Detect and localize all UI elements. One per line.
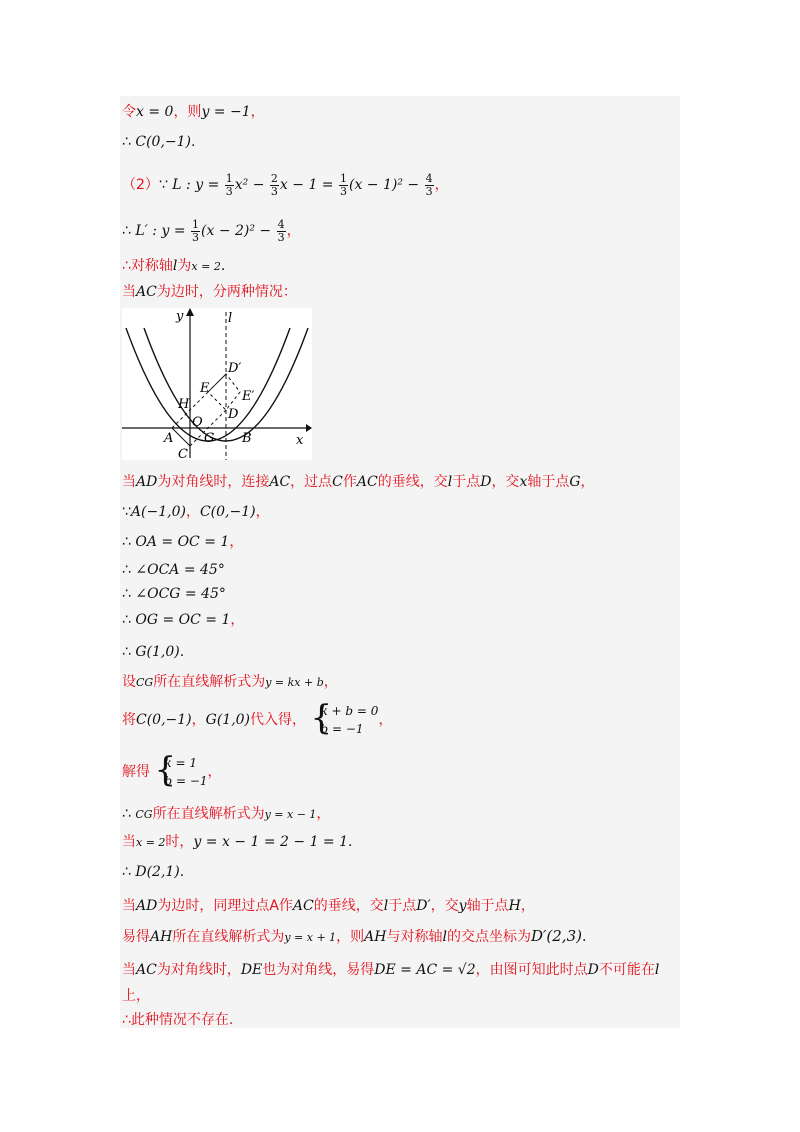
text-segment: 为边时，同理过点A作 bbox=[157, 898, 293, 914]
math: y = −1 bbox=[201, 104, 251, 120]
text-segment: OA = OC = 1 bbox=[135, 534, 230, 550]
line-cg-equation bbox=[122, 804, 330, 825]
line-ac-diagonal bbox=[122, 960, 659, 980]
segment-ac bbox=[172, 428, 190, 446]
text-segment: ∴ bbox=[122, 644, 136, 660]
text: . bbox=[191, 134, 196, 150]
text-segment: ， bbox=[230, 612, 245, 628]
text-segment: 于点 bbox=[452, 474, 481, 490]
text-segment: 于点 bbox=[388, 898, 417, 914]
math: L′ : y = bbox=[135, 223, 186, 239]
text-segment: AH bbox=[150, 929, 173, 945]
text-segment: ， bbox=[323, 674, 338, 690]
text-segment: 3 bbox=[225, 184, 233, 198]
line-part2-parabola-l bbox=[122, 168, 449, 202]
line-ah-equation bbox=[122, 926, 586, 948]
text-segment: C(0,−1) bbox=[136, 712, 192, 728]
text-segment: ∴此种情况不存在. bbox=[122, 1012, 234, 1028]
text-segment: 所在直线解析式为 bbox=[172, 929, 285, 945]
text-segment: G(1,0) bbox=[205, 712, 251, 728]
math: x − 1 = bbox=[279, 177, 334, 193]
text-segment: 设 bbox=[122, 674, 136, 690]
text-segment: 当 bbox=[122, 962, 136, 978]
text-segment: 3 bbox=[425, 184, 433, 198]
text-segment: 解得 bbox=[122, 764, 150, 780]
text-segment: CG bbox=[136, 676, 154, 689]
text: ∴对称轴 bbox=[122, 258, 173, 274]
text-segment: 易得 bbox=[122, 929, 150, 945]
text-segment: A(−1,0) bbox=[130, 504, 186, 520]
text-segment: l bbox=[442, 929, 447, 945]
text-segment: y = kx + b bbox=[265, 676, 324, 689]
text-segment: ∴ bbox=[122, 534, 136, 550]
line-angle-ocg bbox=[122, 584, 226, 604]
text-segment: 3 bbox=[340, 184, 347, 198]
text-segment: 4 bbox=[425, 171, 433, 185]
text-segment: x = 2 bbox=[136, 836, 166, 849]
line-og-oc bbox=[122, 610, 244, 630]
text-segment: ∴ bbox=[122, 586, 136, 602]
text-segment: ∴ bbox=[122, 562, 136, 578]
text-segment: G bbox=[569, 474, 581, 490]
label-l: l bbox=[228, 311, 233, 326]
therefore-symbol: ∴ bbox=[122, 223, 131, 239]
text-segment: H bbox=[508, 898, 521, 914]
text-segment: D′(2,3) bbox=[530, 927, 582, 945]
text-segment: ， bbox=[229, 534, 244, 550]
text-segment: ∴ bbox=[122, 864, 136, 880]
math: x² − bbox=[234, 177, 265, 193]
text-segment: D bbox=[480, 474, 492, 490]
text-segment: ，由图可知此时点 bbox=[475, 962, 588, 978]
math: l bbox=[172, 258, 178, 274]
text-segment: 所在直线解析式为 bbox=[153, 674, 266, 690]
text-segment: ， bbox=[378, 712, 393, 728]
text-segment: ， bbox=[580, 474, 595, 490]
text-segment: 1 bbox=[192, 217, 200, 231]
text-segment: AD bbox=[136, 898, 158, 914]
label-g: G bbox=[204, 431, 215, 446]
text-segment: 代入得， bbox=[250, 712, 307, 728]
line-substitute bbox=[122, 700, 392, 740]
text-segment: ， bbox=[520, 898, 535, 914]
label-o: O bbox=[192, 415, 203, 430]
text-segment: y = x − 1 bbox=[264, 808, 317, 821]
line-point-g bbox=[122, 642, 184, 662]
line-ad-diagonal bbox=[122, 472, 595, 492]
text-segment: 轴于点 bbox=[466, 898, 509, 914]
text-segment: ， bbox=[255, 504, 270, 520]
line-ad-side bbox=[122, 896, 535, 916]
equation-system bbox=[310, 702, 378, 738]
math: C(0,−1) bbox=[135, 134, 191, 150]
text-segment: y = x − 1 = 2 − 1 = 1 bbox=[193, 834, 349, 850]
text-segment: . bbox=[179, 644, 185, 660]
text-segment: DE = AC = √2 bbox=[374, 962, 476, 978]
text-segment: ∵ bbox=[122, 504, 131, 520]
line-conclusion bbox=[122, 1010, 233, 1030]
text-segment: 1 bbox=[225, 171, 233, 185]
text-segment: 当 bbox=[122, 474, 136, 490]
square-outline bbox=[208, 374, 240, 410]
text-segment: 为对角线时，连接 bbox=[157, 474, 270, 490]
text: 为边时，分两种情况： bbox=[156, 284, 297, 300]
text-segment: 当 bbox=[122, 834, 136, 850]
text-segment: 当 bbox=[122, 898, 136, 914]
fraction bbox=[277, 219, 286, 244]
text-segment: 也为对角线，易得 bbox=[262, 962, 375, 978]
line-point-d bbox=[122, 862, 184, 882]
text: ，则 bbox=[173, 104, 202, 120]
text-segment: b = −1 bbox=[164, 774, 208, 788]
text-segment: C(0,−1) bbox=[199, 504, 256, 520]
math: L : y = bbox=[172, 177, 220, 193]
label-h: H bbox=[178, 397, 190, 412]
text-segment: . bbox=[581, 929, 587, 945]
label-c: C bbox=[178, 447, 188, 460]
text-segment: 将 bbox=[122, 712, 136, 728]
math: (x − 2)² − bbox=[201, 223, 272, 239]
math: (x − 1)² − bbox=[349, 177, 420, 193]
line-solve bbox=[122, 752, 222, 792]
text-segment: D(2,1) bbox=[135, 864, 180, 880]
text-segment: D′ bbox=[416, 898, 431, 914]
text-segment: 上， bbox=[122, 988, 150, 1004]
text-segment: 的垂线，交 bbox=[313, 898, 384, 914]
label-d-prime: D′ bbox=[228, 361, 242, 376]
label-b: B bbox=[242, 431, 252, 446]
text-segment: ∠OCA = 45° bbox=[135, 562, 225, 578]
text-segment: AD bbox=[136, 474, 158, 490]
text-segment: . bbox=[179, 864, 185, 880]
line-oa-oc bbox=[122, 532, 243, 552]
text-segment: 为对角线时， bbox=[156, 962, 241, 978]
line-ac-as-side bbox=[122, 282, 297, 302]
text-segment: 3 bbox=[192, 230, 200, 244]
text-segment: l bbox=[383, 898, 389, 914]
line-angle-oca bbox=[122, 560, 225, 580]
text-segment: 的交点坐标为 bbox=[446, 929, 531, 945]
line-on bbox=[122, 986, 150, 1006]
math: x = 0 bbox=[136, 104, 174, 120]
text-segment: 3 bbox=[270, 184, 278, 198]
text-segment: AH bbox=[364, 929, 387, 945]
text-segment: x bbox=[519, 474, 528, 490]
text-segment: y bbox=[458, 898, 467, 914]
text-segment: C bbox=[332, 474, 343, 490]
fraction bbox=[191, 219, 200, 244]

# YOUR TASK:
Which lines in the records above hold the string "label"? Pick out each one and copy it in full.

# SOLUTION TO THE EXERCISE:
label-l: l bbox=[228, 311, 233, 326]
label-g: G bbox=[204, 431, 215, 446]
label-o: O bbox=[192, 415, 203, 430]
label-h: H bbox=[178, 397, 190, 412]
label-c: C bbox=[178, 447, 188, 460]
label-d-prime: D′ bbox=[228, 361, 242, 376]
label-b: B bbox=[242, 431, 252, 446]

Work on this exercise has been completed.